[Start of Working data]

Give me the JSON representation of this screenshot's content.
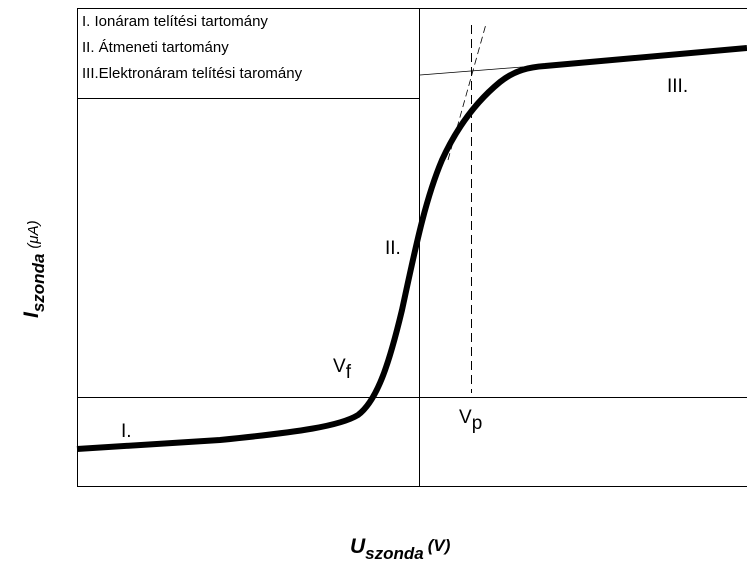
{
  "legend": [
    "I.  Ionáram telítési tartomány",
    "II. Átmeneti tartomány",
    "III.Elektronáram telítési taromány"
  ],
  "regions": [
    "I.",
    "II.",
    "III."
  ],
  "vf": {
    "symbol": "V",
    "sub": "f"
  },
  "vp": {
    "symbol": "V",
    "sub": "p"
  },
  "y_label": {
    "symbol": "I",
    "sub": "szonda",
    "unit": "(μA)"
  },
  "x_label": {
    "symbol": "U",
    "sub": "szonda",
    "unit": "(V)"
  }
}
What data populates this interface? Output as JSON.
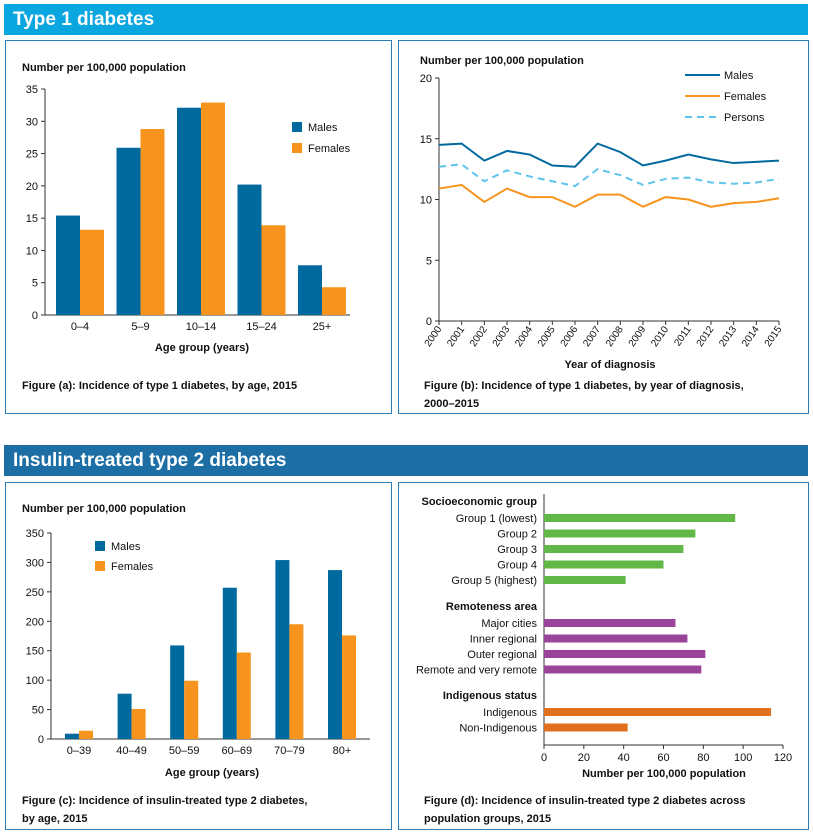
{
  "headers": {
    "type1": "Type 1 diabetes",
    "type2": "Insulin-treated type 2 diabetes"
  },
  "colors": {
    "header1": "#0aa6df",
    "header2": "#1c6ea4",
    "males": "#00699e",
    "females": "#f7941d",
    "persons": "#5fc4ea",
    "socio": "#62b847",
    "remote": "#994499",
    "indig": "#e07020"
  },
  "chart_data": [
    {
      "id": "a",
      "type": "bar",
      "ylabel": "Number per 100,000 population",
      "xlabel": "Age group (years)",
      "caption": "Figure (a): Incidence of type 1 diabetes, by age, 2015",
      "categories": [
        "0–4",
        "5–9",
        "10–14",
        "15–24",
        "25+"
      ],
      "ylim": [
        0,
        35
      ],
      "yticks": [
        0,
        5,
        10,
        15,
        20,
        25,
        30,
        35
      ],
      "legend": "right",
      "series": [
        {
          "name": "Males",
          "values": [
            15.4,
            25.9,
            32.1,
            20.2,
            7.7
          ]
        },
        {
          "name": "Females",
          "values": [
            13.2,
            28.8,
            32.9,
            13.9,
            4.3
          ]
        }
      ]
    },
    {
      "id": "b",
      "type": "line",
      "ylabel": "Number per 100,000 population",
      "xlabel": "Year of diagnosis",
      "caption1": "Figure (b): Incidence of type 1 diabetes, by year of diagnosis,",
      "caption2": "2000–2015",
      "x": [
        "2000",
        "2001",
        "2002",
        "2003",
        "2004",
        "2005",
        "2006",
        "2007",
        "2008",
        "2009",
        "2010",
        "2011",
        "2012",
        "2013",
        "2014",
        "2015"
      ],
      "ylim": [
        0,
        20
      ],
      "yticks": [
        0,
        5,
        10,
        15,
        20
      ],
      "legend": "top-right",
      "series": [
        {
          "name": "Males",
          "values": [
            14.5,
            14.6,
            13.2,
            14.0,
            13.7,
            12.8,
            12.7,
            14.6,
            13.9,
            12.8,
            13.2,
            13.7,
            13.3,
            13.0,
            13.1,
            13.2
          ]
        },
        {
          "name": "Females",
          "values": [
            10.9,
            11.2,
            9.8,
            10.9,
            10.2,
            10.2,
            9.4,
            10.4,
            10.4,
            9.4,
            10.2,
            10.0,
            9.4,
            9.7,
            9.8,
            10.1
          ]
        },
        {
          "name": "Persons",
          "values": [
            12.7,
            12.9,
            11.5,
            12.4,
            11.9,
            11.5,
            11.1,
            12.5,
            12.0,
            11.2,
            11.7,
            11.8,
            11.4,
            11.3,
            11.4,
            11.7
          ]
        }
      ]
    },
    {
      "id": "c",
      "type": "bar",
      "ylabel": "Number per 100,000 population",
      "xlabel": "Age group (years)",
      "caption1": "Figure (c): Incidence of insulin-treated type 2 diabetes,",
      "caption2": "by age, 2015",
      "categories": [
        "0–39",
        "40–49",
        "50–59",
        "60–69",
        "70–79",
        "80+"
      ],
      "ylim": [
        0,
        350
      ],
      "yticks": [
        0,
        50,
        100,
        150,
        200,
        250,
        300,
        350
      ],
      "legend": "top-left",
      "series": [
        {
          "name": "Males",
          "values": [
            9,
            77,
            159,
            257,
            304,
            287
          ]
        },
        {
          "name": "Females",
          "values": [
            14,
            51,
            99,
            147,
            195,
            176
          ]
        }
      ]
    },
    {
      "id": "d",
      "type": "bar",
      "orientation": "horizontal",
      "xlabel": "Number per 100,000 population",
      "caption1": "Figure (d): Incidence of insulin-treated type 2 diabetes across",
      "caption2": "population groups, 2015",
      "xlim": [
        0,
        120
      ],
      "xticks": [
        0,
        20,
        40,
        60,
        80,
        100,
        120
      ],
      "groups": [
        {
          "name": "Socioeconomic group",
          "color": "socio",
          "categories": [
            "Group 1 (lowest)",
            "Group 2",
            "Group 3",
            "Group 4",
            "Group 5 (highest)"
          ],
          "values": [
            96,
            76,
            70,
            60,
            41
          ]
        },
        {
          "name": "Remoteness area",
          "color": "remote",
          "categories": [
            "Major cities",
            "Inner regional",
            "Outer regional",
            "Remote and very remote"
          ],
          "values": [
            66,
            72,
            81,
            79
          ]
        },
        {
          "name": "Indigenous status",
          "color": "indig",
          "categories": [
            "Indigenous",
            "Non-Indigenous"
          ],
          "values": [
            114,
            42
          ]
        }
      ]
    }
  ]
}
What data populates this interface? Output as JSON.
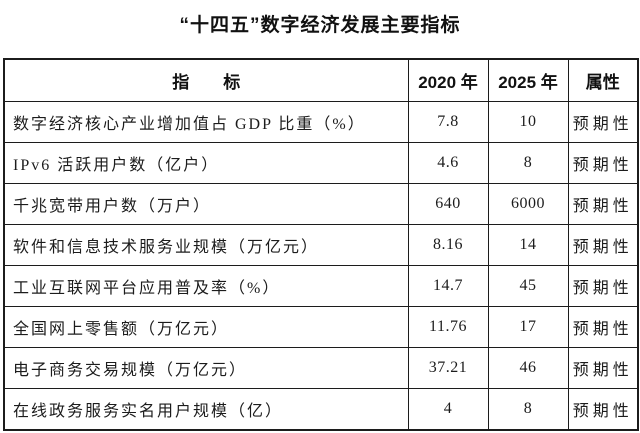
{
  "title": "“十四五”数字经济发展主要指标",
  "table": {
    "headers": {
      "indicator": "指　　标",
      "y2020": "2020 年",
      "y2025": "2025 年",
      "attribute": "属性"
    },
    "rows": [
      {
        "indicator": "数字经济核心产业增加值占 GDP 比重（%）",
        "y2020": "7.8",
        "y2025": "10",
        "attribute": "预期性"
      },
      {
        "indicator": "IPv6 活跃用户数（亿户）",
        "y2020": "4.6",
        "y2025": "8",
        "attribute": "预期性"
      },
      {
        "indicator": "千兆宽带用户数（万户）",
        "y2020": "640",
        "y2025": "6000",
        "attribute": "预期性"
      },
      {
        "indicator": "软件和信息技术服务业规模（万亿元）",
        "y2020": "8.16",
        "y2025": "14",
        "attribute": "预期性"
      },
      {
        "indicator": "工业互联网平台应用普及率（%）",
        "y2020": "14.7",
        "y2025": "45",
        "attribute": "预期性"
      },
      {
        "indicator": "全国网上零售额（万亿元）",
        "y2020": "11.76",
        "y2025": "17",
        "attribute": "预期性"
      },
      {
        "indicator": "电子商务交易规模（万亿元）",
        "y2020": "37.21",
        "y2025": "46",
        "attribute": "预期性"
      },
      {
        "indicator": "在线政务服务实名用户规模（亿）",
        "y2020": "4",
        "y2025": "8",
        "attribute": "预期性"
      }
    ]
  },
  "colors": {
    "text": "#1c1c1c",
    "border": "#1c1c1c",
    "background": "#ffffff"
  }
}
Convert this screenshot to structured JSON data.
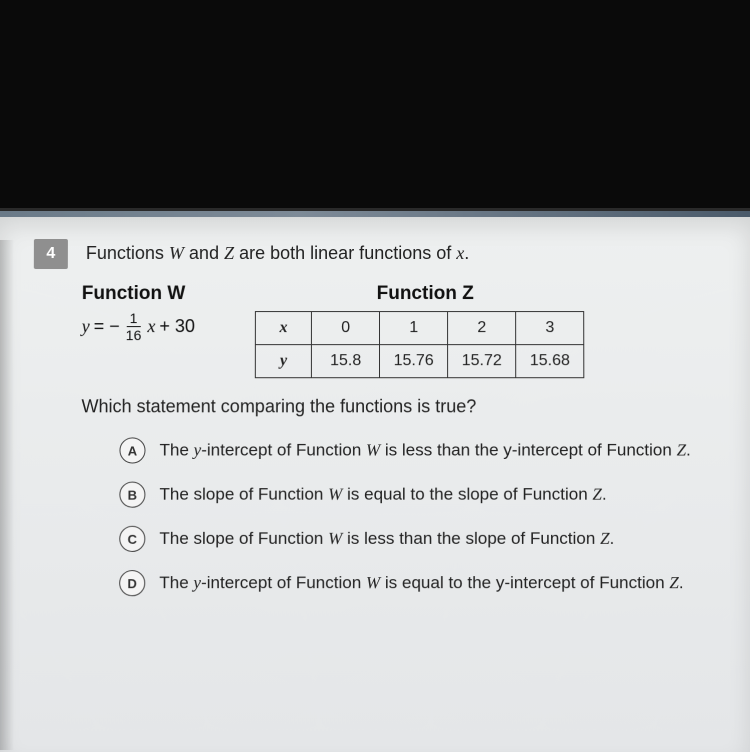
{
  "question": {
    "number": "4",
    "stem_pre": "Functions ",
    "stem_W": "W",
    "stem_mid": " and ",
    "stem_Z": "Z",
    "stem_post": " are both linear functions of ",
    "stem_x": "x",
    "stem_end": "."
  },
  "functionW": {
    "title": "Function W",
    "eq_y": "y",
    "eq_eqneg": " = −",
    "frac_num": "1",
    "frac_den": "16",
    "eq_x": "x",
    "eq_tail": " + 30"
  },
  "functionZ": {
    "title": "Function Z",
    "row1hdr": "x",
    "row2hdr": "y",
    "xvals": [
      "0",
      "1",
      "2",
      "3"
    ],
    "yvals": [
      "15.8",
      "15.76",
      "15.72",
      "15.68"
    ]
  },
  "prompt": "Which statement comparing the functions is true?",
  "choices": {
    "A": {
      "letter": "A",
      "pre": "The ",
      "yi": "y",
      "mid1": "-intercept of Function ",
      "W": "W",
      "mid2": " is less than the y-intercept of Function ",
      "Z": "Z",
      "end": "."
    },
    "B": {
      "letter": "B",
      "pre": "The slope of Function ",
      "W": "W",
      "mid": " is equal to the slope of Function ",
      "Z": "Z",
      "end": "."
    },
    "C": {
      "letter": "C",
      "pre": "The slope of Function ",
      "W": "W",
      "mid": " is less than the slope of Function ",
      "Z": "Z",
      "end": "."
    },
    "D": {
      "letter": "D",
      "pre": "The ",
      "yi": "y",
      "mid1": "-intercept of Function ",
      "W": "W",
      "mid2": " is equal to the y-intercept of Function ",
      "Z": "Z",
      "end": "."
    }
  },
  "style": {
    "bg_top": "#0a0a0a",
    "screen_bg": "#e9ebec",
    "qnum_bg": "#8f8f8f",
    "border": "#333333",
    "text": "#222222"
  }
}
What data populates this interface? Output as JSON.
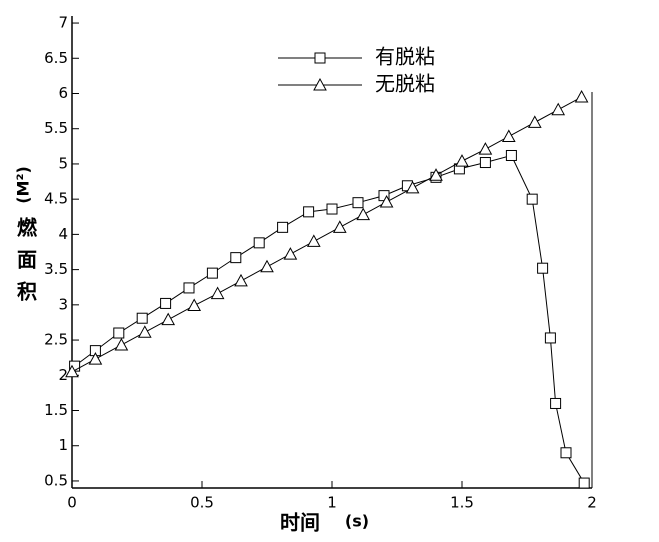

[End of Working data]

Set task: Look above for lines with the word "Indigenous" and copy them all.

Written answer:
          "name": "Indigenous status",
            "Indigenous",
            "Non-Indigenous"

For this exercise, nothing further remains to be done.